→ **Information provided**

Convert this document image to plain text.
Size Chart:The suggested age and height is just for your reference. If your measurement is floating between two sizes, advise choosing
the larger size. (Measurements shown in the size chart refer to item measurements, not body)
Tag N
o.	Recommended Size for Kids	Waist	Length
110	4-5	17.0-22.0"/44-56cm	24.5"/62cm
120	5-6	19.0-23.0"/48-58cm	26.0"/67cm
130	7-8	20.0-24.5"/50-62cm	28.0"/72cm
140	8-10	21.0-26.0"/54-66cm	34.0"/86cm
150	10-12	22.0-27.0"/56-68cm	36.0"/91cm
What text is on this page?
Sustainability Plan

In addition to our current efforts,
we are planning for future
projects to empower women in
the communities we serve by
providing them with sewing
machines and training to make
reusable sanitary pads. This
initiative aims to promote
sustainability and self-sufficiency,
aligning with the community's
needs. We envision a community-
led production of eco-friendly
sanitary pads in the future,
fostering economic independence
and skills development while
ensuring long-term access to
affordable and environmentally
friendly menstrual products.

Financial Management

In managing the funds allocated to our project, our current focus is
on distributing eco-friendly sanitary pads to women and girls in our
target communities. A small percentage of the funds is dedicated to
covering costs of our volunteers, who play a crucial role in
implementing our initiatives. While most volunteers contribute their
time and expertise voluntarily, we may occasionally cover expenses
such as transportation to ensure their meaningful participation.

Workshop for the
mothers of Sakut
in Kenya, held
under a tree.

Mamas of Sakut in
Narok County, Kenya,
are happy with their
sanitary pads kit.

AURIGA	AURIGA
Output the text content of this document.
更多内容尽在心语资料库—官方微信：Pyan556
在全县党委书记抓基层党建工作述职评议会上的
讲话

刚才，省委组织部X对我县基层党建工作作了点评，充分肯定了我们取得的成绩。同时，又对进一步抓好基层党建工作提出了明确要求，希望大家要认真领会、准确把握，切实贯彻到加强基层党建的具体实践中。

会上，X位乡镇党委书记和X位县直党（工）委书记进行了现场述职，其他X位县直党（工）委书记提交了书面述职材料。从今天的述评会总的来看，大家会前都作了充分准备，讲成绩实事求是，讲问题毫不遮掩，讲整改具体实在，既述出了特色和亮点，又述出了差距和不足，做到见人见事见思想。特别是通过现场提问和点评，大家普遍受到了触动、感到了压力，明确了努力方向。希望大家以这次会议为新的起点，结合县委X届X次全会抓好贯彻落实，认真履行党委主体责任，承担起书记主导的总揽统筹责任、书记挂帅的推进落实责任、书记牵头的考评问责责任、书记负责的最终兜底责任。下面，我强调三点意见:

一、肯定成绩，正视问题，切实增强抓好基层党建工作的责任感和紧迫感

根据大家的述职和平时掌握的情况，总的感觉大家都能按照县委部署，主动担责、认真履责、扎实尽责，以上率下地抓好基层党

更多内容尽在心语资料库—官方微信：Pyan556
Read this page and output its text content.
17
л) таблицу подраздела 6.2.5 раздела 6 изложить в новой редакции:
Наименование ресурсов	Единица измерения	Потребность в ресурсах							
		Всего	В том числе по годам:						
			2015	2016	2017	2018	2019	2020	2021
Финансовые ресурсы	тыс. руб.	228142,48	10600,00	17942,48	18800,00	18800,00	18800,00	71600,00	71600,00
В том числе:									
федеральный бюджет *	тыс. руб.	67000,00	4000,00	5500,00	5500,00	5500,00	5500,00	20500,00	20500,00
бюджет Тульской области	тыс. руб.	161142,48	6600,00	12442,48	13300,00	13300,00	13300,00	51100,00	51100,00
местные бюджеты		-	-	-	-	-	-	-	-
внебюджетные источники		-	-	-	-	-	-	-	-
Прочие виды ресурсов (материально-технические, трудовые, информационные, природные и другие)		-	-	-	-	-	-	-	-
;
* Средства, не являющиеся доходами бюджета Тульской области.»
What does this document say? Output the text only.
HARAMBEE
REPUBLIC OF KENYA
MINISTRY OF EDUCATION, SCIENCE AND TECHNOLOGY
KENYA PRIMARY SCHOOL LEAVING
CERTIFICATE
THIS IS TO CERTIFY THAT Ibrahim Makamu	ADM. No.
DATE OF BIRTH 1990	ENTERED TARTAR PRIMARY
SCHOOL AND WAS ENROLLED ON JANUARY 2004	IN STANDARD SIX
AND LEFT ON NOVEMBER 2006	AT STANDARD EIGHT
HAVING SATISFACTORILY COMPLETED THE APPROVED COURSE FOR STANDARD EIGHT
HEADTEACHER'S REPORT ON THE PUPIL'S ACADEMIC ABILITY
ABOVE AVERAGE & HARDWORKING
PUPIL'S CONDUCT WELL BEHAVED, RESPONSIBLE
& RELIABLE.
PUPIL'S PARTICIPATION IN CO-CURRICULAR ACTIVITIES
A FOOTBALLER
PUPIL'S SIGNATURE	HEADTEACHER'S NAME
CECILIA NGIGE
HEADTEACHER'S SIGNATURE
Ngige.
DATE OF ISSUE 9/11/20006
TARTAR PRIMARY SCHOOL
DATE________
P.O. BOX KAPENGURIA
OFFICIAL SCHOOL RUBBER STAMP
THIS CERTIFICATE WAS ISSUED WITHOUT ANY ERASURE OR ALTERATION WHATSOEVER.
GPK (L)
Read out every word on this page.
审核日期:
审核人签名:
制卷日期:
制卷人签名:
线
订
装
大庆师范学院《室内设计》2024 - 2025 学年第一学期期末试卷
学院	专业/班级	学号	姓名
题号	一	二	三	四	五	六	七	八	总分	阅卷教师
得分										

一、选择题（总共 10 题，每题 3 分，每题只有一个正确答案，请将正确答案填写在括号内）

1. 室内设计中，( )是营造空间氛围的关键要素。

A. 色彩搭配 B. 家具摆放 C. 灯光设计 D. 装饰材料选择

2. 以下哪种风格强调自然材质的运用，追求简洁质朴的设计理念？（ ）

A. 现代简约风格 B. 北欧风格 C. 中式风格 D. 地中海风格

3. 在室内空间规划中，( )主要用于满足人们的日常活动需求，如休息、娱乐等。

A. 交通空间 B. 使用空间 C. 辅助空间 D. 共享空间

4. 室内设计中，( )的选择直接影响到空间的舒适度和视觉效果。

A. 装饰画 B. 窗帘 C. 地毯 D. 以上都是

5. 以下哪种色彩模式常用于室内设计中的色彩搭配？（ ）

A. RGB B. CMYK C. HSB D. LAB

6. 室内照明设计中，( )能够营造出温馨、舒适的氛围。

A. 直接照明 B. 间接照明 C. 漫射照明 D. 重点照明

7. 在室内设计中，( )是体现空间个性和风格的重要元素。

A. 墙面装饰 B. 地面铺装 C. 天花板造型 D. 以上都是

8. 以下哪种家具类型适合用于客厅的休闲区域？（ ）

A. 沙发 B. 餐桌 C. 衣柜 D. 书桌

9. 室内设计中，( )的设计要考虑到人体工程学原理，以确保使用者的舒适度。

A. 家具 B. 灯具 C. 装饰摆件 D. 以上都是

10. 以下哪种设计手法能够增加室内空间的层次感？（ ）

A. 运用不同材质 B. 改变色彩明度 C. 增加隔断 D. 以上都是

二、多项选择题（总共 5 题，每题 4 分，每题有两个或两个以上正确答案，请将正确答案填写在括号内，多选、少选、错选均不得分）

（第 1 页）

→ **What you need to do**
Pick out every line above that holds the word "ресурсов" and copy it.

→ **Task solution**
Наименование ресурсов	Единица измерения	Потребность в ресурсах							
Прочие виды ресурсов (материально-технические, трудовые, информационные, природные и другие)		-	-	-	-	-	-	-	-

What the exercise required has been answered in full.